*SET PROBLEM*. Pull out every line from the listing that has the word "данные".

[Extracted records]
----

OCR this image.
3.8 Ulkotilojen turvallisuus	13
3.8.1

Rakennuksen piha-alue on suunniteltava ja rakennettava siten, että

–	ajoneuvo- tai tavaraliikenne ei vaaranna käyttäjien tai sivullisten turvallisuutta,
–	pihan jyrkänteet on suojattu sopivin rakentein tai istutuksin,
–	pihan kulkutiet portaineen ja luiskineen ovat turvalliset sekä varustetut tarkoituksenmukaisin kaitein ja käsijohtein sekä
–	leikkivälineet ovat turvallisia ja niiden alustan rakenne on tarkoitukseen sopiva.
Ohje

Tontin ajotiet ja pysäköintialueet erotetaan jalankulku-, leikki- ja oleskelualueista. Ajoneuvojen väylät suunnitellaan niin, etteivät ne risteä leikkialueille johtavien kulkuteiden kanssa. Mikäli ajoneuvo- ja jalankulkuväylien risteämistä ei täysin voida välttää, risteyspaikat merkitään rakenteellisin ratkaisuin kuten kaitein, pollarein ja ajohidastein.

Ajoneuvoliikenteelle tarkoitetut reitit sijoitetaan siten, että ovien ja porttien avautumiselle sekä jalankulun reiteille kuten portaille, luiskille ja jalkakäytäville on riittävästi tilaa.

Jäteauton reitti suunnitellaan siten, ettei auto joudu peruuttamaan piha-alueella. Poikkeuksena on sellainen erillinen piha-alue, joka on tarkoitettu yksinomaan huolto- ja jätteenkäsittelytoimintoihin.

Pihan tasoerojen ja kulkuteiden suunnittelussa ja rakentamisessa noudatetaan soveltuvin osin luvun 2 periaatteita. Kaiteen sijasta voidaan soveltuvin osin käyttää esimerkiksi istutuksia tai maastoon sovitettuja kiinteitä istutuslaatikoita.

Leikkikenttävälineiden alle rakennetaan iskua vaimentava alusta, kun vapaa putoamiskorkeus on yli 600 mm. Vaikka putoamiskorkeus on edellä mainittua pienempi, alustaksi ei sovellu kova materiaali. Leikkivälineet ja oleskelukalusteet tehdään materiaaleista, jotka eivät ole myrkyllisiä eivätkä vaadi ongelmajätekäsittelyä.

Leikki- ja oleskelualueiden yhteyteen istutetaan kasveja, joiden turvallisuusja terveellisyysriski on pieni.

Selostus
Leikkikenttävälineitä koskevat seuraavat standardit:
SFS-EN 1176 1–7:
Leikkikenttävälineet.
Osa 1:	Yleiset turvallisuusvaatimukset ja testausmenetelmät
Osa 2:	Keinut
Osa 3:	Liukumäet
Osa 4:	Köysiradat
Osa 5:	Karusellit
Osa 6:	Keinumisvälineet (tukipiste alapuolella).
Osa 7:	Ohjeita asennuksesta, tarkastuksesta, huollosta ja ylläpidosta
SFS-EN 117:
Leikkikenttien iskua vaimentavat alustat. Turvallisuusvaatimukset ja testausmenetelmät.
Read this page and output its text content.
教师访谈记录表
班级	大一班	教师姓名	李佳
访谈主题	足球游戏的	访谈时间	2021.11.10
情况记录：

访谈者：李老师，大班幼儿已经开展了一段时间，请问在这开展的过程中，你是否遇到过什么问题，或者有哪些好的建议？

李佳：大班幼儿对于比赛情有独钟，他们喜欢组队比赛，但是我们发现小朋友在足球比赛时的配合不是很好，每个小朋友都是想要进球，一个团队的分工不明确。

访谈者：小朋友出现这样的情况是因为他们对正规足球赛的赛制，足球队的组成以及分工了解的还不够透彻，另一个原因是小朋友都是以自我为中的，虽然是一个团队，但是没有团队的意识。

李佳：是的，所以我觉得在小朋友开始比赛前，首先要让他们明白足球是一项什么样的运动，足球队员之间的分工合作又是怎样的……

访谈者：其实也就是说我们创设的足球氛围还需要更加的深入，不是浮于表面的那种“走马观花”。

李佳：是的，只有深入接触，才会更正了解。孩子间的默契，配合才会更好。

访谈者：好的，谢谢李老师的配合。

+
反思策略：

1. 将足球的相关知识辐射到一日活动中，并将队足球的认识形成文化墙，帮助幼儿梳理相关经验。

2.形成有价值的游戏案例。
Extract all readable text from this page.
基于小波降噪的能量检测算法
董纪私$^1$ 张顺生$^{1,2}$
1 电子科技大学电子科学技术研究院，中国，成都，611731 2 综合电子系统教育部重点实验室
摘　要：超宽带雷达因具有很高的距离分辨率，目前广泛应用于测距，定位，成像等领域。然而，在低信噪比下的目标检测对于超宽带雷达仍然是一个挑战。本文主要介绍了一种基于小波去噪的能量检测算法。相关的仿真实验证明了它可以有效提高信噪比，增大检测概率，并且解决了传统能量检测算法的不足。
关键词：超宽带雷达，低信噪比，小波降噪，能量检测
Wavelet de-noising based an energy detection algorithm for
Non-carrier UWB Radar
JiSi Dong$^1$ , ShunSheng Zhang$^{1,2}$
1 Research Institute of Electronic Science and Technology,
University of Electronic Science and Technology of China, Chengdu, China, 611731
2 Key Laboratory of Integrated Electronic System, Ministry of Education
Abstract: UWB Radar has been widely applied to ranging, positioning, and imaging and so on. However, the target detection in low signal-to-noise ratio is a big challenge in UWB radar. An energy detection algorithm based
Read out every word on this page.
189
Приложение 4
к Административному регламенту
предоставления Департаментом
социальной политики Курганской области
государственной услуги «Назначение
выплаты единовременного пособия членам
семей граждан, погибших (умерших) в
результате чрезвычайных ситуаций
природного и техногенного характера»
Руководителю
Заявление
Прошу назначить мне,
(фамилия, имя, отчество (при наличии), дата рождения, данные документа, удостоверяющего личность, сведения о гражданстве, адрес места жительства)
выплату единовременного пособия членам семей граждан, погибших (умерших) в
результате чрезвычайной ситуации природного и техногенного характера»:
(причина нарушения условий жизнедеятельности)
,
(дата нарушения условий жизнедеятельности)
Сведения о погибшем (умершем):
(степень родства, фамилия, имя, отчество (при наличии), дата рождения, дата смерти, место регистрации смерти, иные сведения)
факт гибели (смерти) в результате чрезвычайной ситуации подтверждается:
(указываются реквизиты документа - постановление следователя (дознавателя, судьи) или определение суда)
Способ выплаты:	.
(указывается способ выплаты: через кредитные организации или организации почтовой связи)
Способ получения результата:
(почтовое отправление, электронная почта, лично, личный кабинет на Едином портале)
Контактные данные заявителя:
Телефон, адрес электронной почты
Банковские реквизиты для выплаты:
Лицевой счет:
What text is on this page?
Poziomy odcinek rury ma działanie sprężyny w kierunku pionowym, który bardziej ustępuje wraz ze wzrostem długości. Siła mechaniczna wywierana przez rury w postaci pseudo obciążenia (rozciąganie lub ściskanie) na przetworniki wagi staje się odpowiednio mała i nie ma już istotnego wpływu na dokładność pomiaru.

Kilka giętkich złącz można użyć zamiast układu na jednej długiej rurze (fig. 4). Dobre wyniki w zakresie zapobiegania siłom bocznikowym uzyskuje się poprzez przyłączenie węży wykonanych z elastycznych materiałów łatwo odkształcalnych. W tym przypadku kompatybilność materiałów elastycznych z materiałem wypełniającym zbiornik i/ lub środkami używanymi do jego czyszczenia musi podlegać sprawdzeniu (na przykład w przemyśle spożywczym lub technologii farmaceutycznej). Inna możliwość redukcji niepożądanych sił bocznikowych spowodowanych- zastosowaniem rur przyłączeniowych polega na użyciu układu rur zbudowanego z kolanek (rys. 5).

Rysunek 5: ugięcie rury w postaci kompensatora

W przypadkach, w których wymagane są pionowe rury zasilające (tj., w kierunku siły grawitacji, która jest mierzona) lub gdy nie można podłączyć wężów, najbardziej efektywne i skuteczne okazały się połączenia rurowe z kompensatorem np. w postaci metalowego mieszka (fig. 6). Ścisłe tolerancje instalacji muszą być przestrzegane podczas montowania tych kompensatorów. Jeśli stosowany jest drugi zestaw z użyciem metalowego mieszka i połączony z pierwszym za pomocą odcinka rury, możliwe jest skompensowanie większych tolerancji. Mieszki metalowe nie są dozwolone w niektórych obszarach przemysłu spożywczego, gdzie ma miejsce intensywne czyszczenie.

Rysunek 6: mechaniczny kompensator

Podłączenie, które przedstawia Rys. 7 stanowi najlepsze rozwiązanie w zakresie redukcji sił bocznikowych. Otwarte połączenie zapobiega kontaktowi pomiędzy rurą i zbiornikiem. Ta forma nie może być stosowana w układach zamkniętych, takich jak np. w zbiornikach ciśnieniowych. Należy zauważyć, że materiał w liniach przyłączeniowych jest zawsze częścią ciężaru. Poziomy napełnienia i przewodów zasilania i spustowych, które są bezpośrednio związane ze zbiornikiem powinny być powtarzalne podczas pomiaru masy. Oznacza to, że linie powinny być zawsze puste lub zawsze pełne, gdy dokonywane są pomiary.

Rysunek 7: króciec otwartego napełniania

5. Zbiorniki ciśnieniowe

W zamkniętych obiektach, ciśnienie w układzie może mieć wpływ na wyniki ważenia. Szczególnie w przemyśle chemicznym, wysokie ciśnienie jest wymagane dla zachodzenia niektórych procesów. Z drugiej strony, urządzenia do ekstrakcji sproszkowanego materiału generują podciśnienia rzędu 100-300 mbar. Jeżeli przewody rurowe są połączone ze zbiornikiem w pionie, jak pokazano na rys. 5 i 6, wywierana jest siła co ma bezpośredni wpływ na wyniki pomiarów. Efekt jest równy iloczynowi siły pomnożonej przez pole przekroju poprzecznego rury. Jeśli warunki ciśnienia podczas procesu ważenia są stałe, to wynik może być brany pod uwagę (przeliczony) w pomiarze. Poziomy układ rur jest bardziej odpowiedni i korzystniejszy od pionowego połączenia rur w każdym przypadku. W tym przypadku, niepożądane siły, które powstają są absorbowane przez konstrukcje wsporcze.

----

*COMPLETE ANSWER*.
(фамилия, имя, отчество (при наличии), дата рождения, данные документа, удостоверяющего личность, сведения о гражданстве, адрес места жительства)
Контактные данные заявителя:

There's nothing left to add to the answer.